• Do this: Keep every line where the word "have" appears; drop the rest.

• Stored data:
◆ ◆ ◆
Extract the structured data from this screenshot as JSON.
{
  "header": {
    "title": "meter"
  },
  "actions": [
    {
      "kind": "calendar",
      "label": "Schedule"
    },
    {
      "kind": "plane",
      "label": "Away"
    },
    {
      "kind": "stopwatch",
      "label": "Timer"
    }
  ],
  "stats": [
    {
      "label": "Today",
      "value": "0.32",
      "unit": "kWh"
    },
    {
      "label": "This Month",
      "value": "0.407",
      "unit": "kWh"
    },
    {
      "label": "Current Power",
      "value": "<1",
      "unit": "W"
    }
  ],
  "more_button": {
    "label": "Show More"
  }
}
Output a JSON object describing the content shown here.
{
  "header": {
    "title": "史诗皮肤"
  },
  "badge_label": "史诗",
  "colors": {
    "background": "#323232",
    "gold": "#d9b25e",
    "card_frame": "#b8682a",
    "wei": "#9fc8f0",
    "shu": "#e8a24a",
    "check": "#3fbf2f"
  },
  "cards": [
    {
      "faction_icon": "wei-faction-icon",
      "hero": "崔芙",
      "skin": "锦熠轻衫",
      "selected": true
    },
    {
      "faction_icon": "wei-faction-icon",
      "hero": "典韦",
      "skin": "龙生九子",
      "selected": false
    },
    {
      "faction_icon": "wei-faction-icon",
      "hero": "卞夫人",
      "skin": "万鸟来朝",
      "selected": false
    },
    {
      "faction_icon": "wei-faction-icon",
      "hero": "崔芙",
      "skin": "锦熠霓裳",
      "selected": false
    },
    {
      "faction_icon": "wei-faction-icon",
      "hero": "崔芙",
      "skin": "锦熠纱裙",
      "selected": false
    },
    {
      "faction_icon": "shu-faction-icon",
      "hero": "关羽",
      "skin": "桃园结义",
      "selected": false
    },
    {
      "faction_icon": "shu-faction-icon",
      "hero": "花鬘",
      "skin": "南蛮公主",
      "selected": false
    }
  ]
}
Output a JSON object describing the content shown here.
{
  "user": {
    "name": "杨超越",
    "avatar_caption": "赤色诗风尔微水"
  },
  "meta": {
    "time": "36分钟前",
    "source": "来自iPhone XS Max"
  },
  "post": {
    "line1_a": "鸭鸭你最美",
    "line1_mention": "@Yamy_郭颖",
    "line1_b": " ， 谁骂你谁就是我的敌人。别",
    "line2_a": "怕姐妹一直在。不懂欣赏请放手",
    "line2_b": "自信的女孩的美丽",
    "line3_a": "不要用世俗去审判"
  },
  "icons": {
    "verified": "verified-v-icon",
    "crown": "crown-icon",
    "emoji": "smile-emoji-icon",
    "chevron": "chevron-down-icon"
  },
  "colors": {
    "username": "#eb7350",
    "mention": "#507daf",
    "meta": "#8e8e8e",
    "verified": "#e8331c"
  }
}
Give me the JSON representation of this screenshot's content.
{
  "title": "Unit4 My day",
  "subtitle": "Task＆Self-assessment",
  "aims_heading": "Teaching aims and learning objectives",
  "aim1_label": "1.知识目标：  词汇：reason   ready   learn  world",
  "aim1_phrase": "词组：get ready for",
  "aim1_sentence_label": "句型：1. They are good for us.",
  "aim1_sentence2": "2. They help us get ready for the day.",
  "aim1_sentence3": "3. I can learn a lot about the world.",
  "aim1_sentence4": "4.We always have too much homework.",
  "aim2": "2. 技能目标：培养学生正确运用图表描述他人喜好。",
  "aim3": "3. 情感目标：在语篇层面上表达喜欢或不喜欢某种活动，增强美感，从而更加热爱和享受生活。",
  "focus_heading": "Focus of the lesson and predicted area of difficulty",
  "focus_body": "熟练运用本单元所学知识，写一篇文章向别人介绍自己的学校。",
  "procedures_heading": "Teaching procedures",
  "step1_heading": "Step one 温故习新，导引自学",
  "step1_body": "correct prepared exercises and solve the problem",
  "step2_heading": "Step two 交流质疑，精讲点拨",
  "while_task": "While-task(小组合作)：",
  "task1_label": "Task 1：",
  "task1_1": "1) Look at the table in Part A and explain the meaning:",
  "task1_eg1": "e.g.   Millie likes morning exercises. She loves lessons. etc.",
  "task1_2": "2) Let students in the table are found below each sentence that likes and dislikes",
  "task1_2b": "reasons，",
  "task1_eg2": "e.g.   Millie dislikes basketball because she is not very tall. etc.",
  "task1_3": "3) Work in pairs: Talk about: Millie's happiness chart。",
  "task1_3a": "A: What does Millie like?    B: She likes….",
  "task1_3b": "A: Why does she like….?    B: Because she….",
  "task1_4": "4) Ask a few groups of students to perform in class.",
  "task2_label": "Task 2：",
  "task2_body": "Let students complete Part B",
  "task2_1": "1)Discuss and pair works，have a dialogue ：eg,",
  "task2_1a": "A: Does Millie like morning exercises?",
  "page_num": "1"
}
◆ ◆ ◆
• Task answer:
  "aim1_sentence4": "4.We always have too much homework.",
  "task2_1": "1)Discuss and pair works，have a dialogue ：eg,",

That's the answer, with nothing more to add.